- [SHORT TASK]: Quote word for word from the line holding "What's the underlying" to the last line below, including both, and omit any pictures.
**** SOURCE DATA ****
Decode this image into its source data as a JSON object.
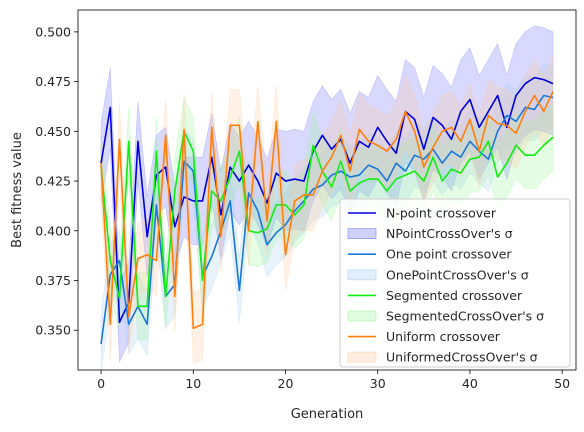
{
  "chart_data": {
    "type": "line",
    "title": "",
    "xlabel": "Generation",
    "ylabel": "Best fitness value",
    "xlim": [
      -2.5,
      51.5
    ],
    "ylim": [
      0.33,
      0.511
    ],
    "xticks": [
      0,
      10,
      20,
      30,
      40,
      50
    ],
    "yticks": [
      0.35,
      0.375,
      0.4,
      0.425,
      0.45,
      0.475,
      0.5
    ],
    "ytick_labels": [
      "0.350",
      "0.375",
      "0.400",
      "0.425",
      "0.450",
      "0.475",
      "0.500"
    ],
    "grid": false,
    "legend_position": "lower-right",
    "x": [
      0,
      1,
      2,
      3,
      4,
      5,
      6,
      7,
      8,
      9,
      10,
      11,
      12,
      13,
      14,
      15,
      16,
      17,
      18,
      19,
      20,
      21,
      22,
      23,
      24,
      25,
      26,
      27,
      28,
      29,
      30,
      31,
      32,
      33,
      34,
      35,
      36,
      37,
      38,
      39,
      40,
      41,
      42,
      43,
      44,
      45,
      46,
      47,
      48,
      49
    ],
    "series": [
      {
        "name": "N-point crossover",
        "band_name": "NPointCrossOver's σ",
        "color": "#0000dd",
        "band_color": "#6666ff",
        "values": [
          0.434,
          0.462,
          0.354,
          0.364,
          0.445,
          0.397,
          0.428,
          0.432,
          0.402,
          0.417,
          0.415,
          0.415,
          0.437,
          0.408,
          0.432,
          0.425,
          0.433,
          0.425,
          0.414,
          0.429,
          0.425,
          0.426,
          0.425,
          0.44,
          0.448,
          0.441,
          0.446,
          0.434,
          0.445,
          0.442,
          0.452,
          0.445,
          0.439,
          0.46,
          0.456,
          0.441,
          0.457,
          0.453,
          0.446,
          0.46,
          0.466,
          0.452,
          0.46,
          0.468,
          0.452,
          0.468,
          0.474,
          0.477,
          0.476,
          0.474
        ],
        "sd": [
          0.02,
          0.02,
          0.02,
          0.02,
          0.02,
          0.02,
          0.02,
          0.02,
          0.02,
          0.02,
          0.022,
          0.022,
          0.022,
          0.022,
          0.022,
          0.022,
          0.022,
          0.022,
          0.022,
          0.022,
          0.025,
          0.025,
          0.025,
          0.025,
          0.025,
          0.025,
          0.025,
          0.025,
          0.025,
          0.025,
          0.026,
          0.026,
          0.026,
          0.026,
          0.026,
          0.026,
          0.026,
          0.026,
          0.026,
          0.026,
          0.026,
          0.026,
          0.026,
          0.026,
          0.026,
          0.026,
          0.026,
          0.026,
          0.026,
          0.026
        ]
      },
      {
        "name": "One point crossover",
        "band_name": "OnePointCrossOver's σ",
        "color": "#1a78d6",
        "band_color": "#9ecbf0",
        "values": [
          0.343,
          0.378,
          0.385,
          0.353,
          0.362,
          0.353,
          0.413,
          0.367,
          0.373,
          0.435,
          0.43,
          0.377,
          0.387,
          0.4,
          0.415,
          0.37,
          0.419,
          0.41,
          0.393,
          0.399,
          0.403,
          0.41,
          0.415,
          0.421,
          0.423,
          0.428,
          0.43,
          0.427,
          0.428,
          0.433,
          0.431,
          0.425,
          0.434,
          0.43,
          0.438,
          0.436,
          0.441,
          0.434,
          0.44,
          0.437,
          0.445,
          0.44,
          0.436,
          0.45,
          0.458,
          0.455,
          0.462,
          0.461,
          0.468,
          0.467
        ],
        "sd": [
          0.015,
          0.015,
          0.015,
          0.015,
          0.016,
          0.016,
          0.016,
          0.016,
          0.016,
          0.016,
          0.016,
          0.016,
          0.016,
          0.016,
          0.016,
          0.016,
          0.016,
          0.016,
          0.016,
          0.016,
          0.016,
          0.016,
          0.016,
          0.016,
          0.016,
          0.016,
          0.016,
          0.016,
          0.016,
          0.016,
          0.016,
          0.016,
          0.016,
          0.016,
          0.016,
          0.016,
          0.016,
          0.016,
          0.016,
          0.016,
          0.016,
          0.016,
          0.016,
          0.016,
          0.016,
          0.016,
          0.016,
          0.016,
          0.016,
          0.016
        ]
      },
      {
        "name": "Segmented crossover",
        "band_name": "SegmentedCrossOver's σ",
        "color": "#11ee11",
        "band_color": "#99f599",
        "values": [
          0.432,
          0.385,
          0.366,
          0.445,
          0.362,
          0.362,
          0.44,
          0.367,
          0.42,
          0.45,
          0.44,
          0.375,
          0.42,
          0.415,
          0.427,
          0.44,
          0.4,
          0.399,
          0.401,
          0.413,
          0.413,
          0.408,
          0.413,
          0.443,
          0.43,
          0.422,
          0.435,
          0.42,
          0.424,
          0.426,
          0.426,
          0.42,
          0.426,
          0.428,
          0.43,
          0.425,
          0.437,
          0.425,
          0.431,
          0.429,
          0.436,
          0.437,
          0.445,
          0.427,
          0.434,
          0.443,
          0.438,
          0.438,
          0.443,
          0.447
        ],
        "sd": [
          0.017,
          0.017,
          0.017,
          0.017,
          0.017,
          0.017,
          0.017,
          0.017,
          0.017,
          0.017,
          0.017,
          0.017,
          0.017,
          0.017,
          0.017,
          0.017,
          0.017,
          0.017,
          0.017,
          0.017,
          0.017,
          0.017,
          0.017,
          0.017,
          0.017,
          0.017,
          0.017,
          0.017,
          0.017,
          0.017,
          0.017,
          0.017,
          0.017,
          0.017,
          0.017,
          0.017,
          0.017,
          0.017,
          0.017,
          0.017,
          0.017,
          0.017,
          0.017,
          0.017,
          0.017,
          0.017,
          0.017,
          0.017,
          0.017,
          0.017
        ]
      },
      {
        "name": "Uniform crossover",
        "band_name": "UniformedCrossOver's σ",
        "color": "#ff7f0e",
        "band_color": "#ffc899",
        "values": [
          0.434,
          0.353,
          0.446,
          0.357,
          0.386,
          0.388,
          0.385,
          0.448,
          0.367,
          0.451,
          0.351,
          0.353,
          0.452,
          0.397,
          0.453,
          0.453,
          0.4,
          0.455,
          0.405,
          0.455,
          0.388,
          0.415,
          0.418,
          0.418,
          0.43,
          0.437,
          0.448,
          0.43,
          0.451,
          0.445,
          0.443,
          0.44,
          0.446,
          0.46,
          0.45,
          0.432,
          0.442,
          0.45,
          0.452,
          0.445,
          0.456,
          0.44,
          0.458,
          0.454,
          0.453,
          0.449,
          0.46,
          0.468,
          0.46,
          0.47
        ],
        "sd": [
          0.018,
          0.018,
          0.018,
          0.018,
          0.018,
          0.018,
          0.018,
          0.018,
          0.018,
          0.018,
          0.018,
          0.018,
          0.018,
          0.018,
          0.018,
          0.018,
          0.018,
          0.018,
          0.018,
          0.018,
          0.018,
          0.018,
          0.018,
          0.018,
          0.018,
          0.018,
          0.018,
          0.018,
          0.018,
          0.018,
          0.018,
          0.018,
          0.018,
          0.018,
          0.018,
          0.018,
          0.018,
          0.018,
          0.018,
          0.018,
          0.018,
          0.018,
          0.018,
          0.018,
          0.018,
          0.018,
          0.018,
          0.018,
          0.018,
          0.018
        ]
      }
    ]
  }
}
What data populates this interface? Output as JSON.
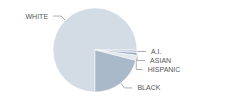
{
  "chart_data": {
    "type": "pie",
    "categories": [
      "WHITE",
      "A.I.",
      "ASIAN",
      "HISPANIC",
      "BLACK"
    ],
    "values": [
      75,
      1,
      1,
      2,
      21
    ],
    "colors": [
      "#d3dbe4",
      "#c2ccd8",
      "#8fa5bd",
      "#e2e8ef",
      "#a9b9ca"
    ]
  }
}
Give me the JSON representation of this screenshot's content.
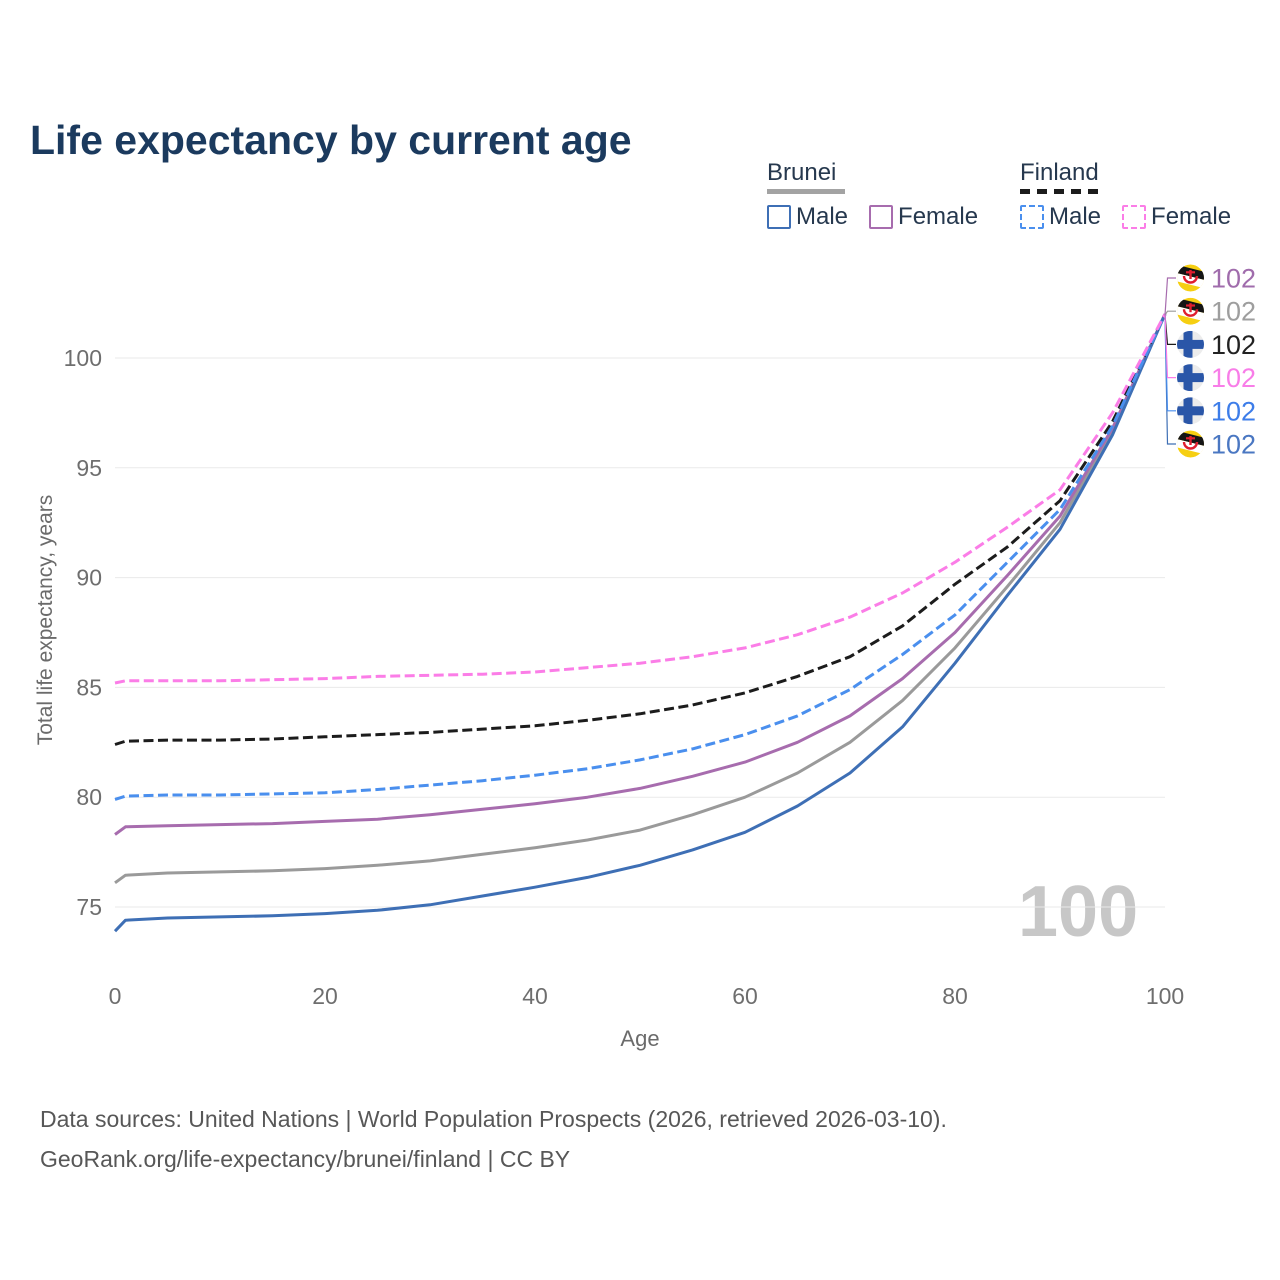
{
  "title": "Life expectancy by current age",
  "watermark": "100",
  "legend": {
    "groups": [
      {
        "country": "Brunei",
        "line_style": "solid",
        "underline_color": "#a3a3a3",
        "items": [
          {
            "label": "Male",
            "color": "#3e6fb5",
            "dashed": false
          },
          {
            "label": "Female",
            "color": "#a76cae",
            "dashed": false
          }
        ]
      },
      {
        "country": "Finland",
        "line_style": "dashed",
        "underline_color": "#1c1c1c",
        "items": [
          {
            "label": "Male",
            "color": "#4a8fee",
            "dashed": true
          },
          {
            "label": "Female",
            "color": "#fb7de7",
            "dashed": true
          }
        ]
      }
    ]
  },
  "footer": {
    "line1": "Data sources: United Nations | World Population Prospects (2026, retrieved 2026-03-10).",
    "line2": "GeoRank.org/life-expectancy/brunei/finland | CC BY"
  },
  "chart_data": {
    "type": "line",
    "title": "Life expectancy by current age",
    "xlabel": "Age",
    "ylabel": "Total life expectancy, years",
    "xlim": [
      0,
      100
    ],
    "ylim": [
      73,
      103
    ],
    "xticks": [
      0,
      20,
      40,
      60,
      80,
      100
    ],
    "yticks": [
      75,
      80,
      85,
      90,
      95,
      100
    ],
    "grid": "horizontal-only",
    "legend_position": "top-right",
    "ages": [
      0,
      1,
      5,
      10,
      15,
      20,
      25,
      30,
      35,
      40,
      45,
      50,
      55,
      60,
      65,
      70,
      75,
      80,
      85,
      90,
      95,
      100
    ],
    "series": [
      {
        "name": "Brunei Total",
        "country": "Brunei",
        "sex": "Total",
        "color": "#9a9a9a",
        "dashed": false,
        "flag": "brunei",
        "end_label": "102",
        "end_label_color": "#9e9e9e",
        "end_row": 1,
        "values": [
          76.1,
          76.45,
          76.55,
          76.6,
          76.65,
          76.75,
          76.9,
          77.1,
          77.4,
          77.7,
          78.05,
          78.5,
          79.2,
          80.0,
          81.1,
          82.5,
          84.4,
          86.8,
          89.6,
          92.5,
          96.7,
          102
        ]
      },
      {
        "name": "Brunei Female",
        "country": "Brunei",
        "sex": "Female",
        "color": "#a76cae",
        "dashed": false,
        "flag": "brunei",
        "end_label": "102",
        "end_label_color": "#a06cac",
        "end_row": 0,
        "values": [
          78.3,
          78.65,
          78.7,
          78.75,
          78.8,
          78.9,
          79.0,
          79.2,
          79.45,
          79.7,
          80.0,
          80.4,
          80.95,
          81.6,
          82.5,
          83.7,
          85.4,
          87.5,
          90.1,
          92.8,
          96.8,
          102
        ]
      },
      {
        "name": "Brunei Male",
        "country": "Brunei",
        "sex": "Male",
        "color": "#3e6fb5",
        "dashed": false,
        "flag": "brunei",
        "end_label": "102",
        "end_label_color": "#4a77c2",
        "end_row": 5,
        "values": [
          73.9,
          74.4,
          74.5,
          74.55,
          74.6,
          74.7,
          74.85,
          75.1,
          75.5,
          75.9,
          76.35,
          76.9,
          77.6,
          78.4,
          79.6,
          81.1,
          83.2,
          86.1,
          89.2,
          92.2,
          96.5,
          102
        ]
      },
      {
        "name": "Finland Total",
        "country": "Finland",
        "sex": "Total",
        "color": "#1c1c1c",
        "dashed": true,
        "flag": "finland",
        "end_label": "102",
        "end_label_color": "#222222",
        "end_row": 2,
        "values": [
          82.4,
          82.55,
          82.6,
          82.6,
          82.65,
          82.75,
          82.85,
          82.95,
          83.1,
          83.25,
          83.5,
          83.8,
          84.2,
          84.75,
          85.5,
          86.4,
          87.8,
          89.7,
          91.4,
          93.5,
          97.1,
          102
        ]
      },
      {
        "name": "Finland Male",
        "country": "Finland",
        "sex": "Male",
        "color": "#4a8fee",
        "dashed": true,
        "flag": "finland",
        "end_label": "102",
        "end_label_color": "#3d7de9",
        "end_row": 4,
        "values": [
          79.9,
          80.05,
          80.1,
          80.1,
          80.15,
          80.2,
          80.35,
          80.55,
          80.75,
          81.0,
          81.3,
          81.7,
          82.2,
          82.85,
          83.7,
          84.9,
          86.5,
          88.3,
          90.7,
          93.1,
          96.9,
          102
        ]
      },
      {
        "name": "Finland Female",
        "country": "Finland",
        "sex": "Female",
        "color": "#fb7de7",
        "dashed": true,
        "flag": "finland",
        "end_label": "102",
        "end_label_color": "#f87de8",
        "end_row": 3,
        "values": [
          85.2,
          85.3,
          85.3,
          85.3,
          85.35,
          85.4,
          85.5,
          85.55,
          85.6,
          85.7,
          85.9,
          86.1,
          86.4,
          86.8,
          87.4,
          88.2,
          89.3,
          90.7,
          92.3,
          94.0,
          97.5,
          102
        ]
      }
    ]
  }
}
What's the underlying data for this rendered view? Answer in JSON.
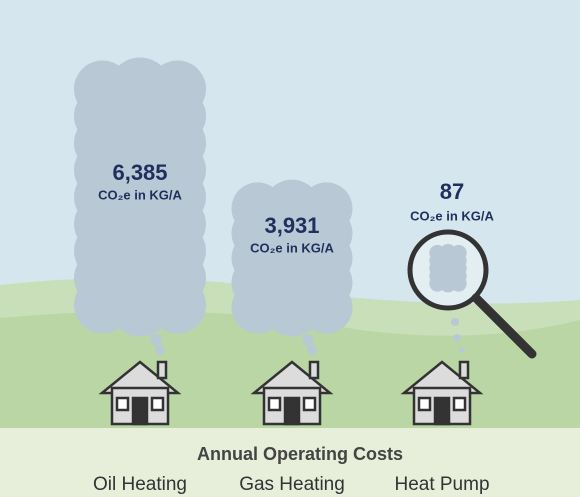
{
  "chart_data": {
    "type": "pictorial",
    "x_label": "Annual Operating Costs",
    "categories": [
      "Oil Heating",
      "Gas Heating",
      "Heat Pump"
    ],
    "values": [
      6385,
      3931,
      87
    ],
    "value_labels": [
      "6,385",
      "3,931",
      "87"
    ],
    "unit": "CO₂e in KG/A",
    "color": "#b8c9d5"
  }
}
****
- [ANSWER TO THE EXERCISE]:
What's the underlying data for this rendered view? Answer in JSON.
{
  "chart_data": {
    "type": "pictorial",
    "x_label": "Annual Operating Costs",
    "categories": [
      "Oil Heating",
      "Gas Heating",
      "Heat Pump"
    ],
    "values": [
      6385,
      3931,
      87
    ],
    "value_labels": [
      "6,385",
      "3,931",
      "87"
    ],
    "unit": "CO₂e in KG/A",
    "color": "#b8c9d5"
  }
}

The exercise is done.